■ What you are asked to do ■
All entries should be output exactly as they stand.
-- START --
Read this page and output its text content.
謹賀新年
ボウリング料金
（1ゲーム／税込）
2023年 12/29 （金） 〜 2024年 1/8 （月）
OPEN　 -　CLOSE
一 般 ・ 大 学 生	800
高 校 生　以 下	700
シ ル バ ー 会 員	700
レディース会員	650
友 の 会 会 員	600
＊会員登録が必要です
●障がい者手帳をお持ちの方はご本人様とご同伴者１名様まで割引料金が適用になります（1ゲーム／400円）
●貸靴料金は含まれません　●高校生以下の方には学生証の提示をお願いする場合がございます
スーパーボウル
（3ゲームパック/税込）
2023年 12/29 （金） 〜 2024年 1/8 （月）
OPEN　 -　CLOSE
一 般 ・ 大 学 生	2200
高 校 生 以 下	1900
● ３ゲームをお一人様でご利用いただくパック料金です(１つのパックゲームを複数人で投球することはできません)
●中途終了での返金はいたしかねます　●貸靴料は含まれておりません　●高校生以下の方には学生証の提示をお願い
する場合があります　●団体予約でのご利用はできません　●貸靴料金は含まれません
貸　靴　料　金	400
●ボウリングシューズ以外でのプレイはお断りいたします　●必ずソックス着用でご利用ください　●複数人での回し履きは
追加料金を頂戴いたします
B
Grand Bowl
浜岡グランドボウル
-- END --
■ Response to the exercise ■
Read this page and output its text content.
謹賀新年
ボウリング料金
（1ゲーム／税込）
2023年 12/29 （金） 〜 2024年 1/8 （月）
OPEN　 -　CLOSE
一 般 ・ 大 学 生	800
高 校 生　以 下	700
シ ル バ ー 会 員	700
レディース会員	650
友 の 会 会 員	600
＊会員登録が必要です
●障がい者手帳をお持ちの方はご本人様とご同伴者１名様まで割引料金が適用になります（1ゲーム／400円）
●貸靴料金は含まれません　●高校生以下の方には学生証の提示をお願いする場合がございます
スーパーボウル
（3ゲームパック/税込）
2023年 12/29 （金） 〜 2024年 1/8 （月）
OPEN　 -　CLOSE
一 般 ・ 大 学 生	2200
高 校 生 以 下	1900
● ３ゲームをお一人様でご利用いただくパック料金です(１つのパックゲームを複数人で投球することはできません)
●中途終了での返金はいたしかねます　●貸靴料は含まれておりません　●高校生以下の方には学生証の提示をお願い
する場合があります　●団体予約でのご利用はできません　●貸靴料金は含まれません
貸　靴　料　金	400
●ボウリングシューズ以外でのプレイはお断りいたします　●必ずソックス着用でご利用ください　●複数人での回し履きは
追加料金を頂戴いたします
B
Grand Bowl
浜岡グランドボウル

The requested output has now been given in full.